DATA EXTRACT:

- - - - -

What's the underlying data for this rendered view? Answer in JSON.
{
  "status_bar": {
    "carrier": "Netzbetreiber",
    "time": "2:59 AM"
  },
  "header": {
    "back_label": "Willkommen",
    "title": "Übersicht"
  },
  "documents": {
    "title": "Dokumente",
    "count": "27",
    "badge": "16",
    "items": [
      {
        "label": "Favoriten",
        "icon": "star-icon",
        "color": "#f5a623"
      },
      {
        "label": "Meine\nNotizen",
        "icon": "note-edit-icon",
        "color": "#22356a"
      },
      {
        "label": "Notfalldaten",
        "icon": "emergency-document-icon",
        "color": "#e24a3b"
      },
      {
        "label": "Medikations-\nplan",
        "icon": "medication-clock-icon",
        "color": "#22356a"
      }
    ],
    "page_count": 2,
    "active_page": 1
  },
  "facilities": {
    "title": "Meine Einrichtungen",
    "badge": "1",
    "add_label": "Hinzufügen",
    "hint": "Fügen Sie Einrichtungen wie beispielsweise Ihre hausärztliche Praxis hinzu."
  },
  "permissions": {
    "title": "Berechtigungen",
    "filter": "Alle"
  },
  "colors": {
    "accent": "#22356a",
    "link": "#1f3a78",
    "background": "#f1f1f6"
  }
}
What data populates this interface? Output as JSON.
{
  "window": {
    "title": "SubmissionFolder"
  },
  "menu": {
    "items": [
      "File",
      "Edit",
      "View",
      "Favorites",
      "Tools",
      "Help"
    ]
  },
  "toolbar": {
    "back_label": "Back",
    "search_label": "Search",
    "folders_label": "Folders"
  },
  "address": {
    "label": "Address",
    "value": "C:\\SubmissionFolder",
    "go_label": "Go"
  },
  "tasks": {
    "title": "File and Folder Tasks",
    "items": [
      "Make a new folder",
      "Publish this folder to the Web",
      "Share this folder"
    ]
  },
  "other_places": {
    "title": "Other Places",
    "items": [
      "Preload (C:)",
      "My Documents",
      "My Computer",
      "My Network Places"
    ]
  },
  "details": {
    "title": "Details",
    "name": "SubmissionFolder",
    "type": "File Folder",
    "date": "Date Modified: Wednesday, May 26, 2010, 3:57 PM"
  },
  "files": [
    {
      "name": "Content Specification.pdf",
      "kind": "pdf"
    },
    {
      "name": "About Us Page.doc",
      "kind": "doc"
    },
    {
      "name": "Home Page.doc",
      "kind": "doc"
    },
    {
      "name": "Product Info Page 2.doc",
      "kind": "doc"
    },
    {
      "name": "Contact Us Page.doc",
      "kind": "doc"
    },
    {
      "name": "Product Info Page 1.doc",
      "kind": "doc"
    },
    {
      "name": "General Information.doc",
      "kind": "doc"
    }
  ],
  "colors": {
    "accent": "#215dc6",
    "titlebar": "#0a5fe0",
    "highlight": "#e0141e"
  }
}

- - - - -

DO THIS:
Your task is to transcribe the listing above in full, exactly as given.

WORKED ANSWER:
What's the underlying data for this rendered view? Answer in JSON.
{
  "status_bar": {
    "carrier": "Netzbetreiber",
    "time": "2:59 AM"
  },
  "header": {
    "back_label": "Willkommen",
    "title": "Übersicht"
  },
  "documents": {
    "title": "Dokumente",
    "count": "27",
    "badge": "16",
    "items": [
      {
        "label": "Favoriten",
        "icon": "star-icon",
        "color": "#f5a623"
      },
      {
        "label": "Meine\nNotizen",
        "icon": "note-edit-icon",
        "color": "#22356a"
      },
      {
        "label": "Notfalldaten",
        "icon": "emergency-document-icon",
        "color": "#e24a3b"
      },
      {
        "label": "Medikations-\nplan",
        "icon": "medication-clock-icon",
        "color": "#22356a"
      }
    ],
    "page_count": 2,
    "active_page": 1
  },
  "facilities": {
    "title": "Meine Einrichtungen",
    "badge": "1",
    "add_label": "Hinzufügen",
    "hint": "Fügen Sie Einrichtungen wie beispielsweise Ihre hausärztliche Praxis hinzu."
  },
  "permissions": {
    "title": "Berechtigungen",
    "filter": "Alle"
  },
  "colors": {
    "accent": "#22356a",
    "link": "#1f3a78",
    "background": "#f1f1f6"
  }
}
What data populates this interface? Output as JSON.
{
  "window": {
    "title": "SubmissionFolder"
  },
  "menu": {
    "items": [
      "File",
      "Edit",
      "View",
      "Favorites",
      "Tools",
      "Help"
    ]
  },
  "toolbar": {
    "back_label": "Back",
    "search_label": "Search",
    "folders_label": "Folders"
  },
  "address": {
    "label": "Address",
    "value": "C:\\SubmissionFolder",
    "go_label": "Go"
  },
  "tasks": {
    "title": "File and Folder Tasks",
    "items": [
      "Make a new folder",
      "Publish this folder to the Web",
      "Share this folder"
    ]
  },
  "other_places": {
    "title": "Other Places",
    "items": [
      "Preload (C:)",
      "My Documents",
      "My Computer",
      "My Network Places"
    ]
  },
  "details": {
    "title": "Details",
    "name": "SubmissionFolder",
    "type": "File Folder",
    "date": "Date Modified: Wednesday, May 26, 2010, 3:57 PM"
  },
  "files": [
    {
      "name": "Content Specification.pdf",
      "kind": "pdf"
    },
    {
      "name": "About Us Page.doc",
      "kind": "doc"
    },
    {
      "name": "Home Page.doc",
      "kind": "doc"
    },
    {
      "name": "Product Info Page 2.doc",
      "kind": "doc"
    },
    {
      "name": "Contact Us Page.doc",
      "kind": "doc"
    },
    {
      "name": "Product Info Page 1.doc",
      "kind": "doc"
    },
    {
      "name": "General Information.doc",
      "kind": "doc"
    }
  ],
  "colors": {
    "accent": "#215dc6",
    "titlebar": "#0a5fe0",
    "highlight": "#e0141e"
  }
}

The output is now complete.